── SUPPLIED MATERIAL ──

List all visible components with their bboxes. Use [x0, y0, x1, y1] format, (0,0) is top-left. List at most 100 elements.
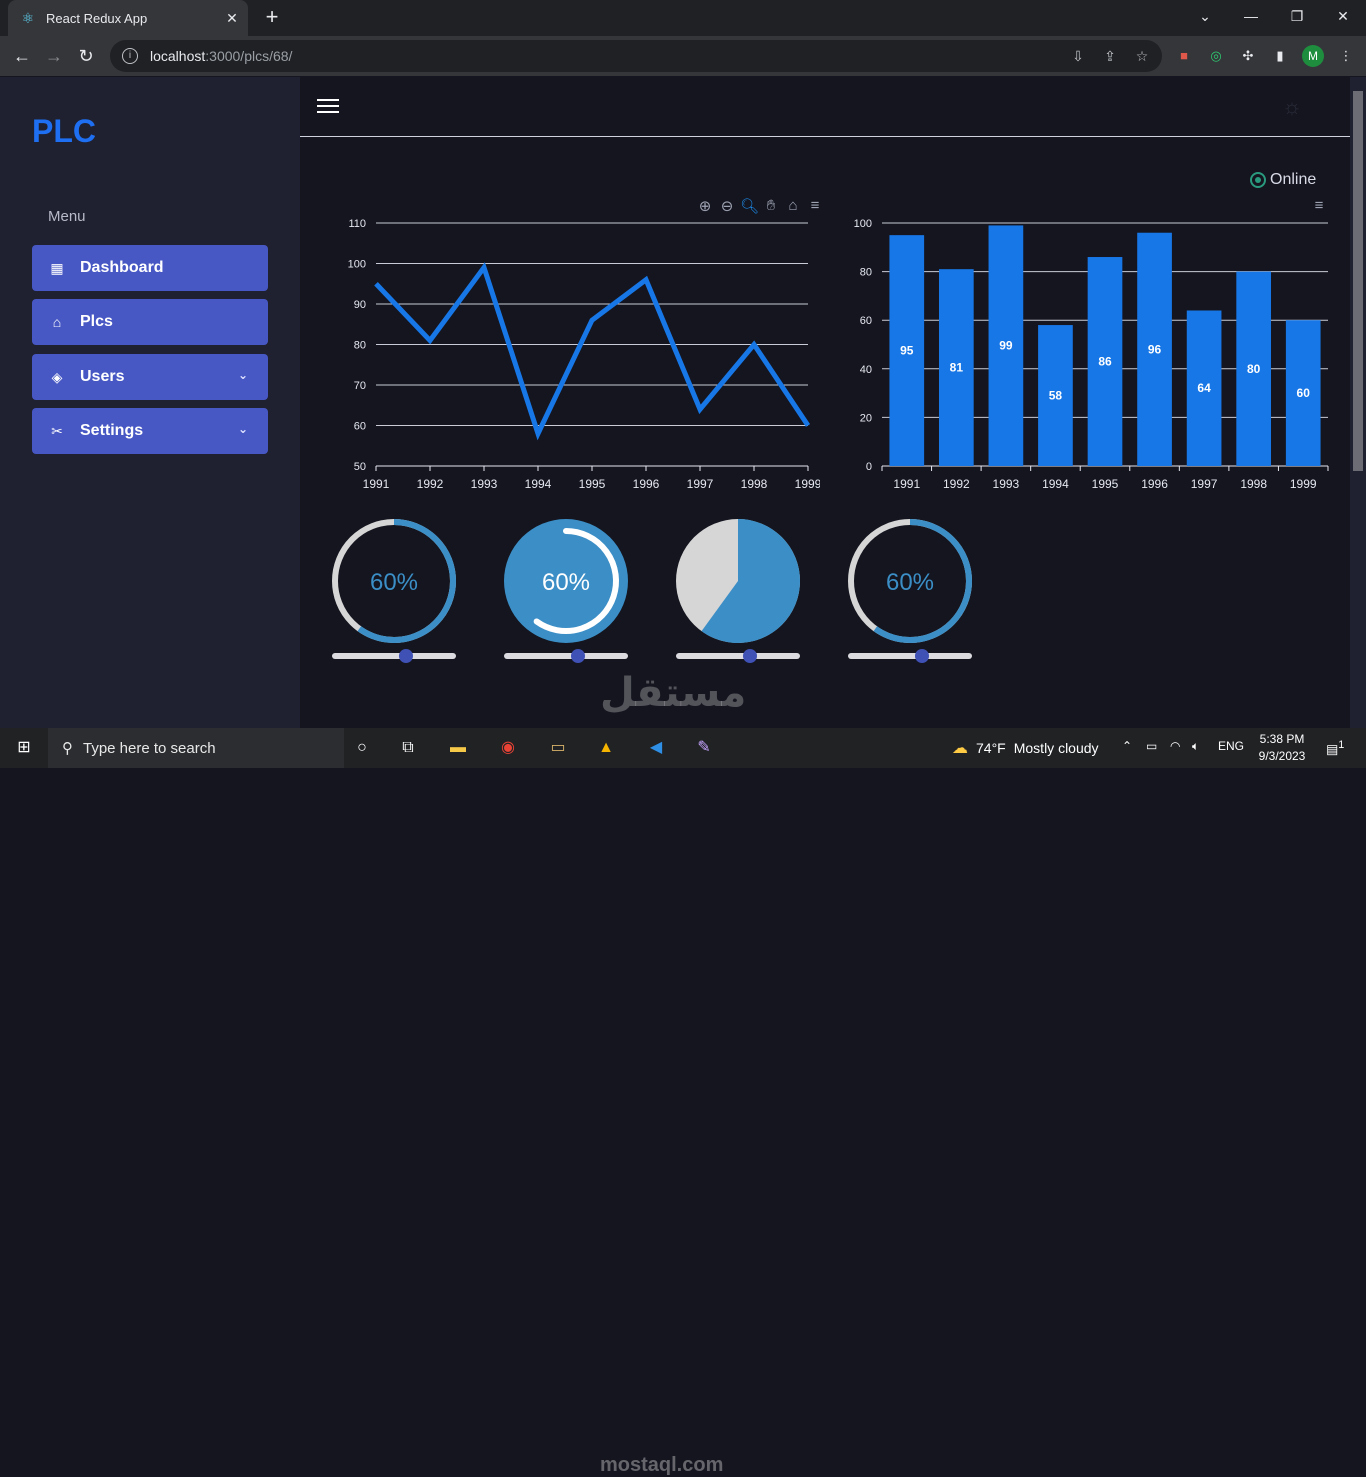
y-tick-label: 100: [348, 259, 366, 271]
site-info-icon[interactable]: i: [122, 48, 138, 64]
router-icon: ⌂: [50, 315, 64, 329]
browser-tab-strip: ⚛ React Redux App ✕ + ⌄ — ❐ ✕: [0, 0, 1366, 36]
chevron-down-icon: ⌄: [238, 368, 248, 382]
extensions-puzzle-icon[interactable]: ✣: [1238, 46, 1258, 66]
sidebar-item-label: Users: [80, 368, 124, 386]
tab-search-icon[interactable]: ⌄: [1182, 4, 1228, 28]
gauge-label: 60%: [370, 569, 418, 596]
x-tick-label: 1995: [579, 477, 606, 491]
forward-button[interactable]: →: [42, 44, 66, 68]
extension-green-icon[interactable]: ◎: [1206, 46, 1226, 66]
menu-label: Menu: [48, 208, 86, 225]
y-tick-label: 90: [354, 299, 366, 311]
sidebar-item-users[interactable]: ◈ Users ⌄: [32, 354, 268, 400]
sidebar-item-label: Settings: [80, 422, 143, 440]
scrollbar-thumb[interactable]: [1353, 91, 1363, 471]
install-icon[interactable]: ⇩: [1068, 46, 1088, 66]
reload-button[interactable]: ↻: [74, 44, 98, 68]
x-tick-label: 1996: [1141, 477, 1168, 491]
x-tick-label: 1995: [1092, 477, 1119, 491]
app-icon[interactable]: ▭: [546, 736, 570, 760]
weather-widget[interactable]: ☁ 74°F Mostly cloudy: [952, 738, 1099, 758]
status-label: Online: [1270, 171, 1316, 189]
new-tab-button[interactable]: +: [260, 5, 284, 29]
x-tick-label: 1993: [993, 477, 1020, 491]
browser-menu-icon[interactable]: ⋮: [1336, 46, 1356, 66]
minimize-button[interactable]: —: [1228, 4, 1274, 28]
search-icon: ⚲: [62, 739, 73, 757]
data-label: 99: [999, 339, 1013, 353]
y-tick-label: 50: [354, 461, 366, 473]
y-tick-label: 60: [860, 315, 872, 327]
theme-toggle-sun-icon[interactable]: ☼: [1280, 95, 1304, 119]
clock-time: 5:38 PM: [1252, 731, 1312, 748]
sidebar-item-label: Plcs: [80, 313, 113, 331]
wifi-icon[interactable]: ◠: [1170, 739, 1180, 753]
share-icon[interactable]: ⇪: [1100, 46, 1120, 66]
bar-chart: 0204060801009519918119929919935819948619…: [840, 213, 1340, 503]
app-warning-icon[interactable]: ▲: [594, 736, 618, 760]
gauge-slider-4[interactable]: [848, 653, 972, 659]
sidebar-item-plcs[interactable]: ⌂ Plcs: [32, 299, 268, 345]
volume-icon[interactable]: 🔈︎: [1192, 739, 1199, 754]
close-window-button[interactable]: ✕: [1320, 4, 1366, 28]
notification-center-icon[interactable]: ▤1: [1326, 739, 1344, 757]
watermark-arabic: مستقل: [600, 670, 746, 716]
system-clock[interactable]: 5:38 PM 9/3/2023: [1252, 731, 1312, 765]
weather-temp: 74°F: [976, 740, 1006, 756]
restore-button[interactable]: ❐: [1274, 4, 1320, 28]
main-content: ☼ Online ⊕ ⊖ 🔍︎ ✋︎ ⌂ ≡ ≡ 506070809010011…: [300, 77, 1350, 728]
y-tick-label: 80: [860, 267, 872, 279]
cloudy-weather-icon: ☁: [952, 738, 968, 758]
y-tick-label: 0: [866, 461, 872, 473]
file-explorer-icon[interactable]: ▬: [446, 736, 470, 760]
gauge-slider-2[interactable]: [504, 653, 628, 659]
data-label: 60: [1297, 386, 1311, 400]
bookmark-star-icon[interactable]: ☆: [1132, 46, 1152, 66]
top-bar: ☼: [300, 77, 1350, 137]
status-dot-icon: [1250, 172, 1266, 188]
data-label: 81: [950, 361, 964, 375]
data-label: 96: [1148, 342, 1162, 356]
y-tick-label: 110: [348, 218, 366, 230]
x-tick-label: 1993: [471, 477, 498, 491]
sidebar-item-settings[interactable]: ✂ Settings ⌄: [32, 408, 268, 454]
side-panel-icon[interactable]: ▮: [1270, 46, 1290, 66]
react-icon: ⚛: [20, 10, 36, 26]
battery-icon[interactable]: ▭: [1146, 739, 1157, 753]
y-tick-label: 60: [354, 421, 366, 433]
gauge-slider-1[interactable]: [332, 653, 456, 659]
brand-logo[interactable]: PLC: [32, 113, 96, 150]
data-label: 86: [1098, 355, 1112, 369]
hamburger-menu-icon[interactable]: [317, 99, 339, 117]
windows-start-icon[interactable]: ⊞: [12, 736, 36, 760]
layers-icon: ◈: [50, 370, 64, 384]
page-scrollbar[interactable]: [1350, 77, 1366, 728]
cortana-icon[interactable]: ○: [350, 736, 374, 760]
taskbar-search[interactable]: ⚲ Type here to search: [48, 728, 344, 768]
sidebar-item-dashboard[interactable]: ▦ Dashboard: [32, 245, 268, 291]
close-tab-icon[interactable]: ✕: [222, 10, 242, 27]
x-tick-label: 1997: [1191, 477, 1218, 491]
x-tick-label: 1999: [1290, 477, 1317, 491]
task-view-icon[interactable]: ⧉: [396, 736, 420, 760]
chrome-icon[interactable]: ◉: [496, 736, 520, 760]
paint-icon[interactable]: ✎: [692, 736, 716, 760]
vscode-icon[interactable]: ◀: [644, 736, 668, 760]
clock-date: 9/3/2023: [1252, 748, 1312, 765]
gauge-slider-3[interactable]: [676, 653, 800, 659]
notification-count: 1: [1338, 739, 1344, 751]
tray-expand-icon[interactable]: ⌃: [1122, 739, 1132, 753]
browser-tab[interactable]: ⚛ React Redux App ✕: [8, 0, 248, 36]
y-tick-label: 80: [354, 340, 366, 352]
extension-red-icon[interactable]: ■: [1174, 46, 1194, 66]
url-host: localhost: [150, 48, 205, 64]
gauge-label: 60%: [886, 569, 934, 596]
back-button[interactable]: ←: [10, 44, 34, 68]
profile-avatar[interactable]: M: [1302, 45, 1324, 67]
language-indicator[interactable]: ENG: [1218, 739, 1244, 753]
chart-menu-icon[interactable]: ≡: [1310, 197, 1328, 214]
y-tick-label: 40: [860, 364, 872, 376]
address-bar[interactable]: i localhost:3000/plcs/68/ ⇩ ⇪ ☆: [110, 40, 1162, 72]
watermark-latin: mostaql.com: [600, 1454, 723, 1477]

───

* [TASK REQUIREMENTS] Copy the lines of the records without any changes, beginning with the line containing "y-tick-label: 100: [348, 259, 366, 271]" and ending with the line containing "install-icon[interactable]: ⇩: [1068, 46, 1088, 66]", both included.

* [SOLUTION TO THIS TASK]
y-tick-label: 100: [348, 259, 366, 271]
site-info-icon[interactable]: i: [122, 48, 138, 64]
router-icon: ⌂: [50, 315, 64, 329]
browser-tab-strip: ⚛ React Redux App ✕ + ⌄ — ❐ ✕: [0, 0, 1366, 36]
chevron-down-icon: ⌄: [238, 368, 248, 382]
extensions-puzzle-icon[interactable]: ✣: [1238, 46, 1258, 66]
sidebar-item-label: Users: [80, 368, 124, 386]
tab-search-icon[interactable]: ⌄: [1182, 4, 1228, 28]
gauge-label: 60%: [370, 569, 418, 596]
x-tick-label: 1995: [579, 477, 606, 491]
forward-button[interactable]: →: [42, 44, 66, 68]
extension-green-icon[interactable]: ◎: [1206, 46, 1226, 66]
menu-label: Menu: [48, 208, 86, 225]
y-tick-label: 90: [354, 299, 366, 311]
sidebar-item-users[interactable]: ◈ Users ⌄: [32, 354, 268, 400]
sidebar-item-label: Settings: [80, 422, 143, 440]
scrollbar-thumb[interactable]: [1353, 91, 1363, 471]
install-icon[interactable]: ⇩: [1068, 46, 1088, 66]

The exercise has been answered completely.